▸ Aim of the exercise:
The records below are to be quoted in full; please keep every word exact.

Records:
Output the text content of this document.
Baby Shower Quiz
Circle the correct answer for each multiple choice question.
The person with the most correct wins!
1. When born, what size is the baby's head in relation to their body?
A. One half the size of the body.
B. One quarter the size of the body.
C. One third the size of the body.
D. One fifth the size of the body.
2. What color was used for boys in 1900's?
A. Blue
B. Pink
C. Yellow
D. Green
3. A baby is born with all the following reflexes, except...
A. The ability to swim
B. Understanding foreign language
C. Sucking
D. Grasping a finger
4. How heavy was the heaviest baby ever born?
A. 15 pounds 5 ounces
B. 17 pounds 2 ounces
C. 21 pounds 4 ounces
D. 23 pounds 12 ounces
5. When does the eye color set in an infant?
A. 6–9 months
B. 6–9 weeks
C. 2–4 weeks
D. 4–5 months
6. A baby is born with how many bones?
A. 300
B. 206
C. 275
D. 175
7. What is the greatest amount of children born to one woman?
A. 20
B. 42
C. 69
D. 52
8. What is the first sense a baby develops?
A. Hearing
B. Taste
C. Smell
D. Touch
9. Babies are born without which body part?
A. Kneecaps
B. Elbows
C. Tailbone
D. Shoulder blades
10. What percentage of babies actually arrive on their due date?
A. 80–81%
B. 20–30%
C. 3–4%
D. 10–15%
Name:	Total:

▸ Answer to this task:
Output the text content of this document.
Baby Shower Quiz
Circle the correct answer for each multiple choice question.
The person with the most correct wins!
1. When born, what size is the baby's head in relation to their body?
A. One half the size of the body.
B. One quarter the size of the body.
C. One third the size of the body.
D. One fifth the size of the body.
2. What color was used for boys in 1900's?
A. Blue
B. Pink
C. Yellow
D. Green
3. A baby is born with all the following reflexes, except...
A. The ability to swim
B. Understanding foreign language
C. Sucking
D. Grasping a finger
4. How heavy was the heaviest baby ever born?
A. 15 pounds 5 ounces
B. 17 pounds 2 ounces
C. 21 pounds 4 ounces
D. 23 pounds 12 ounces
5. When does the eye color set in an infant?
A. 6–9 months
B. 6–9 weeks
C. 2–4 weeks
D. 4–5 months
6. A baby is born with how many bones?
A. 300
B. 206
C. 275
D. 175
7. What is the greatest amount of children born to one woman?
A. 20
B. 42
C. 69
D. 52
8. What is the first sense a baby develops?
A. Hearing
B. Taste
C. Smell
D. Touch
9. Babies are born without which body part?
A. Kneecaps
B. Elbows
C. Tailbone
D. Shoulder blades
10. What percentage of babies actually arrive on their due date?
A. 80–81%
B. 20–30%
C. 3–4%
D. 10–15%
Name:	Total:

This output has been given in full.